• PROMPT:
Gather from the material every line that contains the string "Photos".

• EXERCISE MATERIALS:
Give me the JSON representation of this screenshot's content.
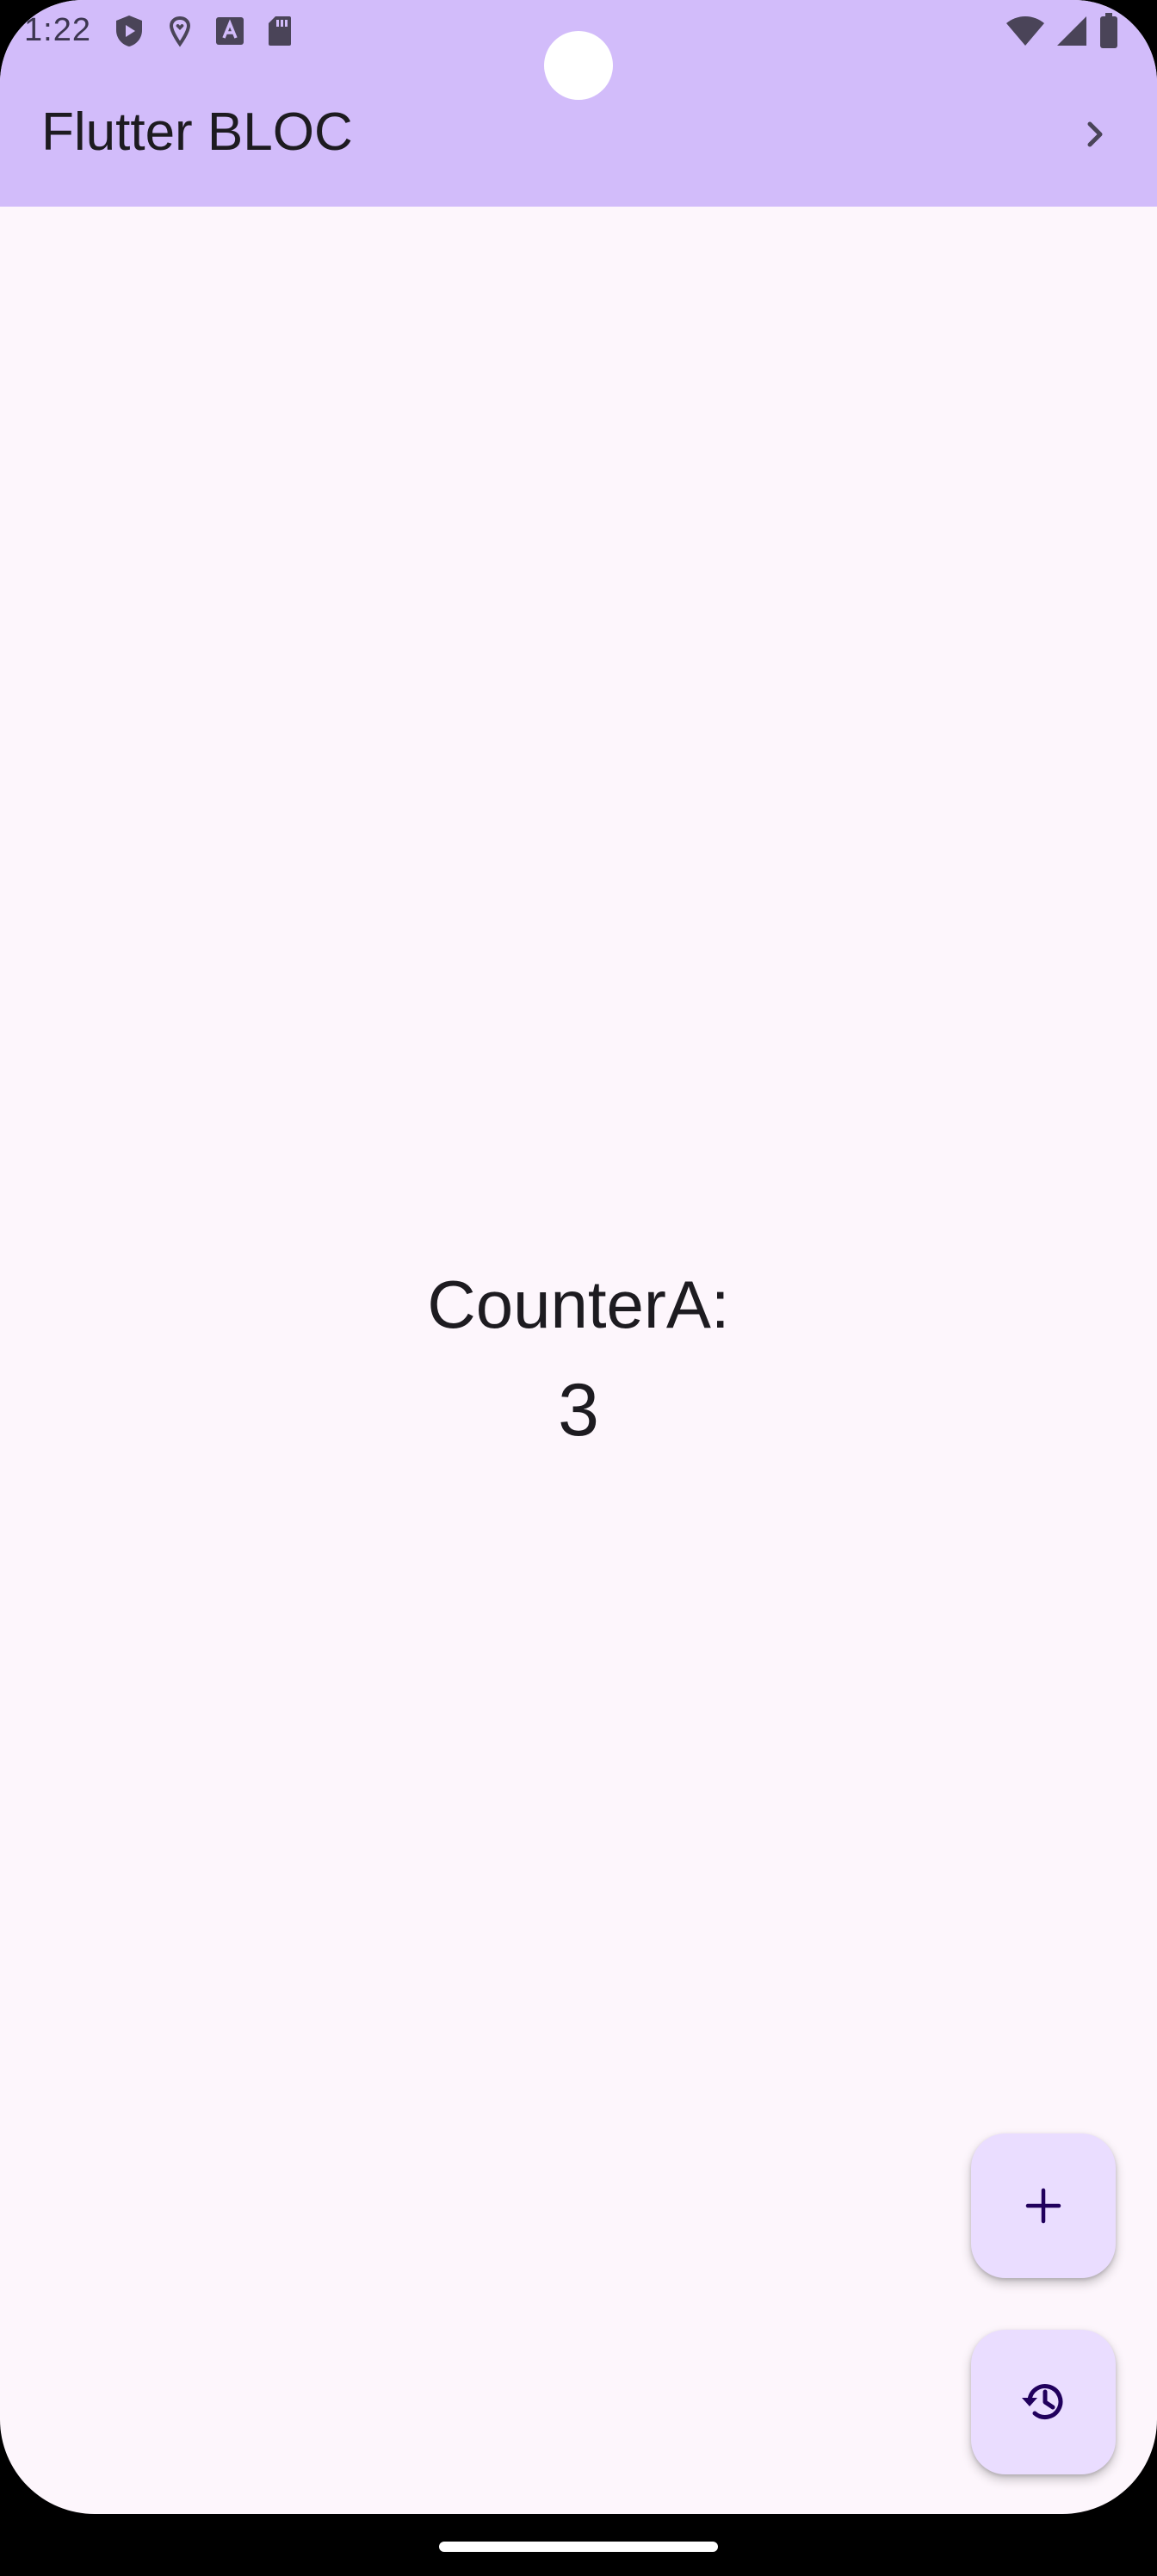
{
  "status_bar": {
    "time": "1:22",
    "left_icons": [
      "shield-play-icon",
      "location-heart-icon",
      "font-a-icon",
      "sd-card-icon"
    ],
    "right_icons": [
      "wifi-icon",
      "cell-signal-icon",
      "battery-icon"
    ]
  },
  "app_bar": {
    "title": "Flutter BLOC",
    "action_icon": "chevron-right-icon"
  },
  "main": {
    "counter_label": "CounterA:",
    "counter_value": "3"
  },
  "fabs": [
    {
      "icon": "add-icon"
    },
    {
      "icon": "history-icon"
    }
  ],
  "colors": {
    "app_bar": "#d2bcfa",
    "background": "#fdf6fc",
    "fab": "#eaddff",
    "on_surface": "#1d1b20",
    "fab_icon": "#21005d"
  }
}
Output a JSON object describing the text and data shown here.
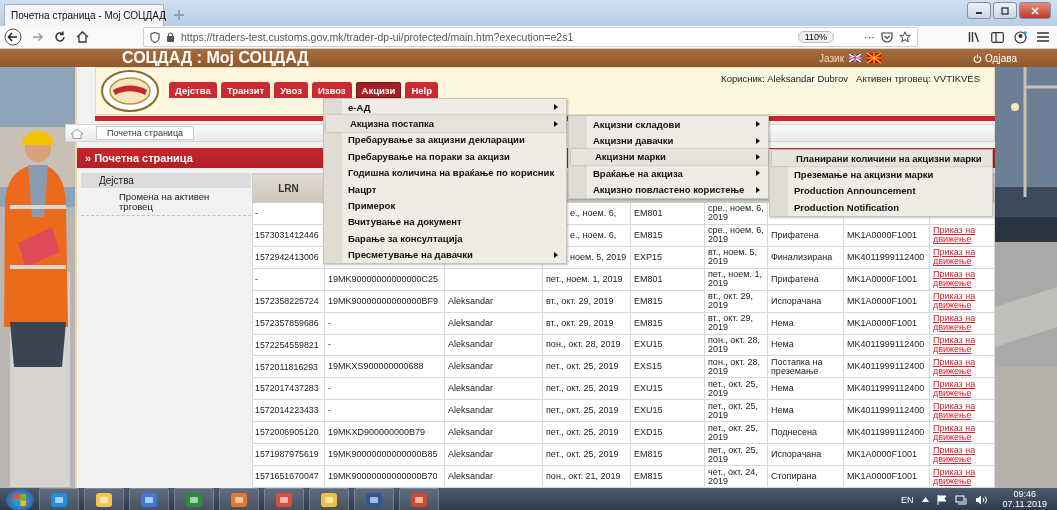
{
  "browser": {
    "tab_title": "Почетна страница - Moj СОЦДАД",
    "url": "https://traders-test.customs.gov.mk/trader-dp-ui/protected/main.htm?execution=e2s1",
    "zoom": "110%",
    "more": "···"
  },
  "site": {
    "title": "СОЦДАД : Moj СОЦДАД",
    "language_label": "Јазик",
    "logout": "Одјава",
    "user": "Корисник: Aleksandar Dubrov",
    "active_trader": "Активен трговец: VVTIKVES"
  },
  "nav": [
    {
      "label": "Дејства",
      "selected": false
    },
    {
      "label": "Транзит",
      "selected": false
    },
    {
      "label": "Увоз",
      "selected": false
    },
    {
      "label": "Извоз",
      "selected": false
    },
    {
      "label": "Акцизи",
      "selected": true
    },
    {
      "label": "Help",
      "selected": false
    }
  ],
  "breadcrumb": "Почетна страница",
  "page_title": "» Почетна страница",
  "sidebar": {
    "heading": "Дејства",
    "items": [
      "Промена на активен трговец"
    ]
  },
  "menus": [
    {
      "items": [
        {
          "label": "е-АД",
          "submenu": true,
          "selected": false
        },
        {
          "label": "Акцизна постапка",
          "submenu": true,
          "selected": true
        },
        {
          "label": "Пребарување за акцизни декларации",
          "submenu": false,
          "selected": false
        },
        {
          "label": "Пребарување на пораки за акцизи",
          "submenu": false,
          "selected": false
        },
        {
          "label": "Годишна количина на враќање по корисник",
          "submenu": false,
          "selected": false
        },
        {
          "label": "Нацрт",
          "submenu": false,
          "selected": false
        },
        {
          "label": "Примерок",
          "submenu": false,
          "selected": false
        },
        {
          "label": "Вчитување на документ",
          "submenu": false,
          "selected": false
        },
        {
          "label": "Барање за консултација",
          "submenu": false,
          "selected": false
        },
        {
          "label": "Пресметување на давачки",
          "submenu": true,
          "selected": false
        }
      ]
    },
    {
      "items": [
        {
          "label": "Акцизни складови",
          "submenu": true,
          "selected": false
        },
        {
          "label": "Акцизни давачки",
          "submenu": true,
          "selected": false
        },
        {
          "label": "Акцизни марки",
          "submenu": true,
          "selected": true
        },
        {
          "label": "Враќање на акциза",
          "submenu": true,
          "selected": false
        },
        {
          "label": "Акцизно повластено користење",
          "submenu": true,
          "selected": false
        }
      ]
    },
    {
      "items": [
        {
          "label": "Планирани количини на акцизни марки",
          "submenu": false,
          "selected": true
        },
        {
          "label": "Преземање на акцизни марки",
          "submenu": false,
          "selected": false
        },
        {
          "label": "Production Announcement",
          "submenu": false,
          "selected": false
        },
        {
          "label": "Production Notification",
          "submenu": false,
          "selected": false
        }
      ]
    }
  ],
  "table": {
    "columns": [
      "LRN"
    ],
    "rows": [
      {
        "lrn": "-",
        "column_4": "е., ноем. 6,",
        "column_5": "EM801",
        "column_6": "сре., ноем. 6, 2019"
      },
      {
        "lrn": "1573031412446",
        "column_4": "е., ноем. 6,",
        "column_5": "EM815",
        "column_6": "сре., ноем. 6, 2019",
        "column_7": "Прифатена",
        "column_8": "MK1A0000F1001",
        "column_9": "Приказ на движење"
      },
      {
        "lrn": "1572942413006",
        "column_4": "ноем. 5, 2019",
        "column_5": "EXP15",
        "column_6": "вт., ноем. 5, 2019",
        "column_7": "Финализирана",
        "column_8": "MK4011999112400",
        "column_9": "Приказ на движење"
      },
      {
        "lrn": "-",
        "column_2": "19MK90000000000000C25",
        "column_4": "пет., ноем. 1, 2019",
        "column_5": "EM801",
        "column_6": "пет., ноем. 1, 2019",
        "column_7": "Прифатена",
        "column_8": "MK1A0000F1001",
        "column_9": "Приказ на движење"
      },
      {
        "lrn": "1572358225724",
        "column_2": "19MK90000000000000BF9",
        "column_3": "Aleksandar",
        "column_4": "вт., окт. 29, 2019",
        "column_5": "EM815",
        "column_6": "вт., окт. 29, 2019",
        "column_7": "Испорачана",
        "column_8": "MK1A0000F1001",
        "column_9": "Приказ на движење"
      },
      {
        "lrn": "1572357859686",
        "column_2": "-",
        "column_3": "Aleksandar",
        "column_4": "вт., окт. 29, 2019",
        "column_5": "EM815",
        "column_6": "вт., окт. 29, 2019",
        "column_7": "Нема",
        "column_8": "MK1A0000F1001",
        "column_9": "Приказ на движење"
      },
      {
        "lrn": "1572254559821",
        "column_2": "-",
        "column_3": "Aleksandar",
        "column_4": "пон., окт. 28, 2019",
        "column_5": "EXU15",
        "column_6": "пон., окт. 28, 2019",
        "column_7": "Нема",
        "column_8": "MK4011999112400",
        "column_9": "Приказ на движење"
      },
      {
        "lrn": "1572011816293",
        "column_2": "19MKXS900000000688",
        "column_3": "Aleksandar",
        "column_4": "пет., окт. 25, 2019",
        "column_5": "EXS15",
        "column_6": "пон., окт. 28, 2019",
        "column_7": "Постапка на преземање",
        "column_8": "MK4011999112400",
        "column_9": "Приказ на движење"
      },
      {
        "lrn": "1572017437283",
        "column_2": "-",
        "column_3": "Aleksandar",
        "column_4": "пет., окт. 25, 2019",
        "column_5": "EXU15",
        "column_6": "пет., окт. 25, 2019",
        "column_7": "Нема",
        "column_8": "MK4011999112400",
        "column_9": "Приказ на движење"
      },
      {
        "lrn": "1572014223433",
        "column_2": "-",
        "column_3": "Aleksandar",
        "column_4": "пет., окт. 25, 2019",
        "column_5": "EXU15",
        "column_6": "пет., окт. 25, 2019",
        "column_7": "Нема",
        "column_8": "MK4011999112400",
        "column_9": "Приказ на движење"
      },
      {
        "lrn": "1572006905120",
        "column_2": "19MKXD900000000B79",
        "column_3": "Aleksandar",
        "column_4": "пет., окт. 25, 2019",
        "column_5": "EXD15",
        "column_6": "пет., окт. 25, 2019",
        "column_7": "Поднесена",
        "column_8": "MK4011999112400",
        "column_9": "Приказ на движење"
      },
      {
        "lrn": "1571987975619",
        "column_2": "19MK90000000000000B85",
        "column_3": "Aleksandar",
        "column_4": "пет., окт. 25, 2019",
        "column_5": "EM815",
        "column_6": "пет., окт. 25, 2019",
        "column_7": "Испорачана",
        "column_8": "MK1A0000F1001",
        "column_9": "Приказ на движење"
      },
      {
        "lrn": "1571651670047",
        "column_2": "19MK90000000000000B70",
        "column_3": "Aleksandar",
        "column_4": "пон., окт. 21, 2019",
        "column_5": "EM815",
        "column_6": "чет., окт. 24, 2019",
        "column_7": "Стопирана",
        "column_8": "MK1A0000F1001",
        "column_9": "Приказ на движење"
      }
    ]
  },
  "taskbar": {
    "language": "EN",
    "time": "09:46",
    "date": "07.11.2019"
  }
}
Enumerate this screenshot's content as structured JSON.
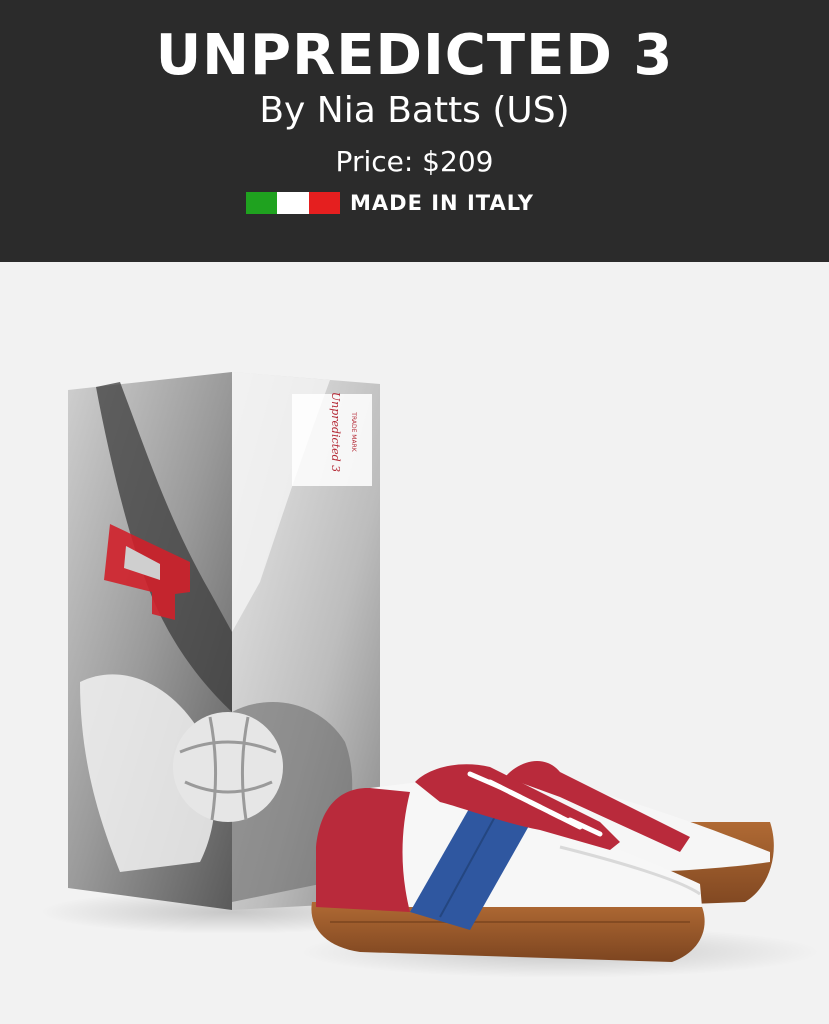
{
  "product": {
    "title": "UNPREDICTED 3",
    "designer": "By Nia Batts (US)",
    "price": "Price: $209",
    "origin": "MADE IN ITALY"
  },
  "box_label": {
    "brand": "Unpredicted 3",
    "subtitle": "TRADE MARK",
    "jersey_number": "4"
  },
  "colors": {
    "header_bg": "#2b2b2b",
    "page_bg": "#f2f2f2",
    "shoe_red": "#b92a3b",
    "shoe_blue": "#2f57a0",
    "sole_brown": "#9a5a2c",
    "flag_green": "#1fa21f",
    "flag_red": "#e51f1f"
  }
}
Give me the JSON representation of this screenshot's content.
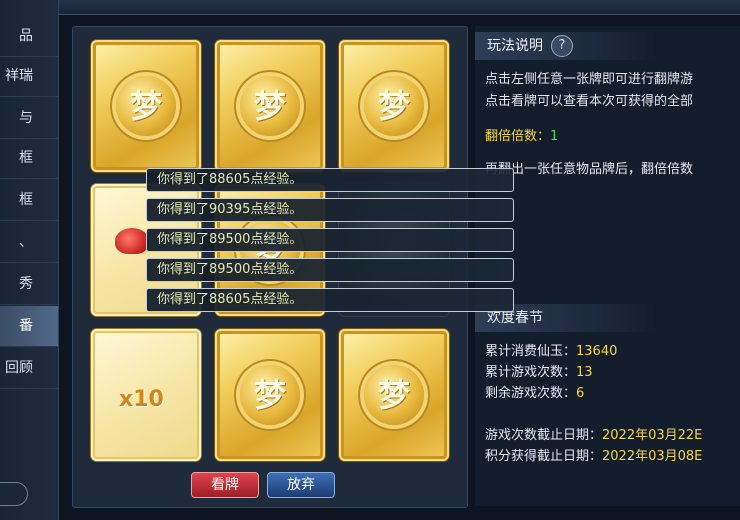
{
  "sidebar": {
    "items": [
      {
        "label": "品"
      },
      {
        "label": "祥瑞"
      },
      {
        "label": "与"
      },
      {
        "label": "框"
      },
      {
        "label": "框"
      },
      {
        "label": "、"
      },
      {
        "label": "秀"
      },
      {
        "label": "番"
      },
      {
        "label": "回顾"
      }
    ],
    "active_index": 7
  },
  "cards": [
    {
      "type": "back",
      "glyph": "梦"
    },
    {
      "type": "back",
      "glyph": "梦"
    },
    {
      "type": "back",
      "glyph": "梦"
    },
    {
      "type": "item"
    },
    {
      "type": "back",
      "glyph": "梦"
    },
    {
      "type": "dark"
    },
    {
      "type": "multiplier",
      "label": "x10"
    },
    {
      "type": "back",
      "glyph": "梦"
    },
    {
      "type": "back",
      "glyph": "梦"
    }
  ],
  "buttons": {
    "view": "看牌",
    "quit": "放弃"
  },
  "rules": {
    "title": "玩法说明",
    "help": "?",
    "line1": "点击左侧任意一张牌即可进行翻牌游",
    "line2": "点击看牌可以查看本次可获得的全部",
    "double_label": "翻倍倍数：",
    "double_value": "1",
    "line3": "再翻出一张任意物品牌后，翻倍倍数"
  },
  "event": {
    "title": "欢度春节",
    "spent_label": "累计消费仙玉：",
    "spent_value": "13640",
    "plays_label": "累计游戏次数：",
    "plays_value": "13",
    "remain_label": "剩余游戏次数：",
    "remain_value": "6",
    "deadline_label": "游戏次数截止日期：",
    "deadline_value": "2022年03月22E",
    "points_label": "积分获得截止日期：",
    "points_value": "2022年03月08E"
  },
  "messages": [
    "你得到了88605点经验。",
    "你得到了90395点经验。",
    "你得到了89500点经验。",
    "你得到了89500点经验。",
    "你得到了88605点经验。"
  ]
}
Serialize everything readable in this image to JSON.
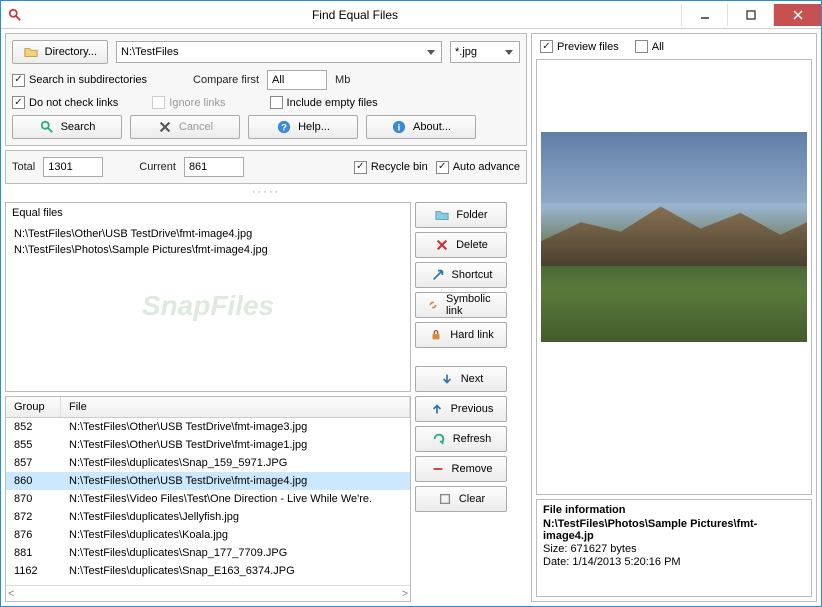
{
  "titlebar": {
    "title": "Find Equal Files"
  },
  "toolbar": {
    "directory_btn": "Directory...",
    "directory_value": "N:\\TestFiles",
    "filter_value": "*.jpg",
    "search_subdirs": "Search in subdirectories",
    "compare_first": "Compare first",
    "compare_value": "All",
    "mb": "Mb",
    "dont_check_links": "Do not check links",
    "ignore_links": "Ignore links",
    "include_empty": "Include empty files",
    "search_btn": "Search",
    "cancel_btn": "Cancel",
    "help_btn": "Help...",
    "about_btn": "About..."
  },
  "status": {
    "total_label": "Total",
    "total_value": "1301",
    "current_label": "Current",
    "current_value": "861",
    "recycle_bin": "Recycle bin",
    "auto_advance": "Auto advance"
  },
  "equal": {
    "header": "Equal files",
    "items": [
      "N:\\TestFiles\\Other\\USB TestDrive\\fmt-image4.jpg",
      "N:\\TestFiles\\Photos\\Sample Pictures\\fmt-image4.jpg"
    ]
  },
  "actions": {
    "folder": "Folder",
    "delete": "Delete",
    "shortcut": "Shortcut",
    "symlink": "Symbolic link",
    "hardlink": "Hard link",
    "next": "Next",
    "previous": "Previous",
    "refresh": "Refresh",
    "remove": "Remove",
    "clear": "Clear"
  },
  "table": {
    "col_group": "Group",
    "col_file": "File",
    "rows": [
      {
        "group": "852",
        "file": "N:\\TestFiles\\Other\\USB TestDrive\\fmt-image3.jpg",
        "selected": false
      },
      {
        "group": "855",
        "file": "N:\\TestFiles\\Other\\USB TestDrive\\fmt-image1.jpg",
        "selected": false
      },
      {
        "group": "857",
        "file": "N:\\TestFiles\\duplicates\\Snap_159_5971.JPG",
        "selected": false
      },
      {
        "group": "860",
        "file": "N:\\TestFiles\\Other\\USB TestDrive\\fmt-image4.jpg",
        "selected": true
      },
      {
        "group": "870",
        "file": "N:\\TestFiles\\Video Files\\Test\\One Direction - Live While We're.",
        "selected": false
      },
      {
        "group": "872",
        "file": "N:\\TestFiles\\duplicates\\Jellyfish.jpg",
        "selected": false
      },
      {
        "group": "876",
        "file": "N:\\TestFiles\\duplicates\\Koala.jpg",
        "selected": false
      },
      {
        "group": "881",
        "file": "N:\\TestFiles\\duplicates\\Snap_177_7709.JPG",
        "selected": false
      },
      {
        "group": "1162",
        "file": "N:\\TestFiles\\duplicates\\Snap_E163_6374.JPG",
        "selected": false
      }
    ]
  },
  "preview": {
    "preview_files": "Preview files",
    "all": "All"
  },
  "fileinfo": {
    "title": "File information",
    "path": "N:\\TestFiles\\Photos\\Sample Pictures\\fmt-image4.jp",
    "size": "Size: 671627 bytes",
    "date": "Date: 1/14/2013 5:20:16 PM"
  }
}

• THE OUTPUT:
      "N:\\TestFiles\\Photos\\Sample Pictures\\fmt-image4.jpg"
    "path": "N:\\TestFiles\\Photos\\Sample Pictures\\fmt-image4.jp",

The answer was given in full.